[Saved entries]

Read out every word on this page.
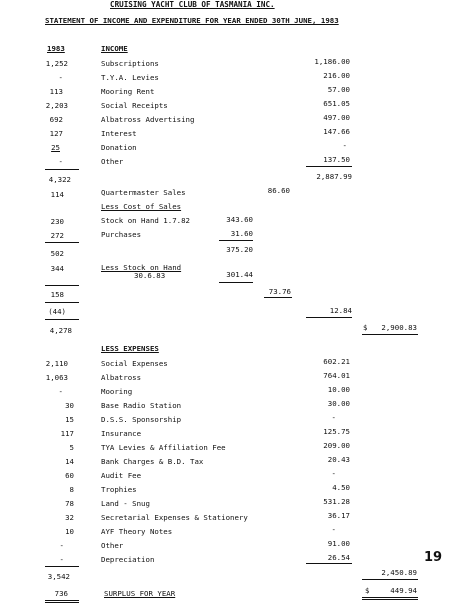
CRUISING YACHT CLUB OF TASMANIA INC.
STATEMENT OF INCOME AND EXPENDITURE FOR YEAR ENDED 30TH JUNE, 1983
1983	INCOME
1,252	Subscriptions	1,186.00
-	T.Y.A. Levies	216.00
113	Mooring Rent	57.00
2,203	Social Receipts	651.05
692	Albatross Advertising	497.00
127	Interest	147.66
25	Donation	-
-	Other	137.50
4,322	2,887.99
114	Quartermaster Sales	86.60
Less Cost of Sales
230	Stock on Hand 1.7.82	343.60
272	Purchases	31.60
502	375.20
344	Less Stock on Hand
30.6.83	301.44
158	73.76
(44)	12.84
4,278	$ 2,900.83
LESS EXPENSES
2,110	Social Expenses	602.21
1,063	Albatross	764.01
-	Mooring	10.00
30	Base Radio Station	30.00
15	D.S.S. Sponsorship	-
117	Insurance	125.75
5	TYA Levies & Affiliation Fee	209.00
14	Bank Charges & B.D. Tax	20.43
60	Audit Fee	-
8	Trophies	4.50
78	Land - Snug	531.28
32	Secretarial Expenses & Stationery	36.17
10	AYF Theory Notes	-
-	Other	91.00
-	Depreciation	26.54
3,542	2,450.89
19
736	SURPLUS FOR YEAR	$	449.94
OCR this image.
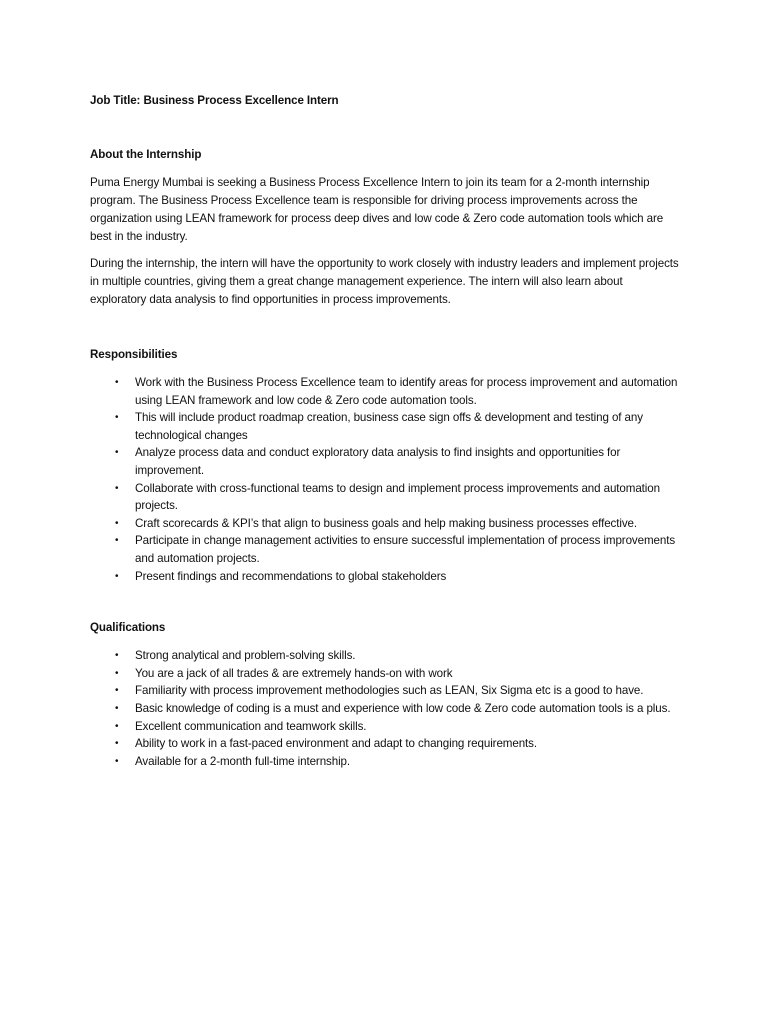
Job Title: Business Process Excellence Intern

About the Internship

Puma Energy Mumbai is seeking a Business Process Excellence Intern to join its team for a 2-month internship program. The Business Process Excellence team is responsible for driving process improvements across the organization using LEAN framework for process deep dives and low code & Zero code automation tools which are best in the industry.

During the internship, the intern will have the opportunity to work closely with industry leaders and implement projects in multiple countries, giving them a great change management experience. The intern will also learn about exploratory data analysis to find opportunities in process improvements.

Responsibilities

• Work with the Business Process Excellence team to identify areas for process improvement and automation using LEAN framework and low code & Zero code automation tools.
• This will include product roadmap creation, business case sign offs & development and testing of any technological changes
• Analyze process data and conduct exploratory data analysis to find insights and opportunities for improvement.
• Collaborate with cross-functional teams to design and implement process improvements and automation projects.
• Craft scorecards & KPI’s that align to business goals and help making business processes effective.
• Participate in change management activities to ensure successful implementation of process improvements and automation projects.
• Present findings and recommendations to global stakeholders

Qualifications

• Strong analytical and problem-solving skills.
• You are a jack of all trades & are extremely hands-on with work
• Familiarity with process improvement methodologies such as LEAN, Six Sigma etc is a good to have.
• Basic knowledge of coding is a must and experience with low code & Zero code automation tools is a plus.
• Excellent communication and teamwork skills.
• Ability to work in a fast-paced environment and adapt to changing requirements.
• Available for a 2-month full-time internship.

# The task:
The pictures should not be reproduced; quote all of the other material exactly.

# Full response:
Read out every word on this page.
CRUISING YACHT CLUB OF TASMANIA INC.
STATEMENT OF INCOME AND EXPENDITURE FOR YEAR ENDED 30TH JUNE, 1983
1983	INCOME
1,252	Subscriptions	1,186.00
-	T.Y.A. Levies	216.00
113	Mooring Rent	57.00
2,203	Social Receipts	651.05
692	Albatross Advertising	497.00
127	Interest	147.66
25	Donation	-
-	Other	137.50
4,322	2,887.99
114	Quartermaster Sales	86.60
Less Cost of Sales
230	Stock on Hand 1.7.82	343.60
272	Purchases	31.60
502	375.20
344	Less Stock on Hand
30.6.83	301.44
158	73.76
(44)	12.84
4,278	$ 2,900.83
LESS EXPENSES
2,110	Social Expenses	602.21
1,063	Albatross	764.01
-	Mooring	10.00
30	Base Radio Station	30.00
15	D.S.S. Sponsorship	-
117	Insurance	125.75
5	TYA Levies & Affiliation Fee	209.00
14	Bank Charges & B.D. Tax	20.43
60	Audit Fee	-
8	Trophies	4.50
78	Land - Snug	531.28
32	Secretarial Expenses & Stationery	36.17
10	AYF Theory Notes	-
-	Other	91.00
-	Depreciation	26.54
3,542	2,450.89
19
736	SURPLUS FOR YEAR	$	449.94
OCR this image.
Job Title: Business Process Excellence Intern

About the Internship

Puma Energy Mumbai is seeking a Business Process Excellence Intern to join its team for a 2-month internship program. The Business Process Excellence team is responsible for driving process improvements across the organization using LEAN framework for process deep dives and low code & Zero code automation tools which are best in the industry.

During the internship, the intern will have the opportunity to work closely with industry leaders and implement projects in multiple countries, giving them a great change management experience. The intern will also learn about exploratory data analysis to find opportunities in process improvements.

Responsibilities

• Work with the Business Process Excellence team to identify areas for process improvement and automation using LEAN framework and low code & Zero code automation tools.
• This will include product roadmap creation, business case sign offs & development and testing of any technological changes
• Analyze process data and conduct exploratory data analysis to find insights and opportunities for improvement.
• Collaborate with cross-functional teams to design and implement process improvements and automation projects.
• Craft scorecards & KPI’s that align to business goals and help making business processes effective.
• Participate in change management activities to ensure successful implementation of process improvements and automation projects.
• Present findings and recommendations to global stakeholders

Qualifications

• Strong analytical and problem-solving skills.
• You are a jack of all trades & are extremely hands-on with work
• Familiarity with process improvement methodologies such as LEAN, Six Sigma etc is a good to have.
• Basic knowledge of coding is a must and experience with low code & Zero code automation tools is a plus.
• Excellent communication and teamwork skills.
• Ability to work in a fast-paced environment and adapt to changing requirements.
• Available for a 2-month full-time internship.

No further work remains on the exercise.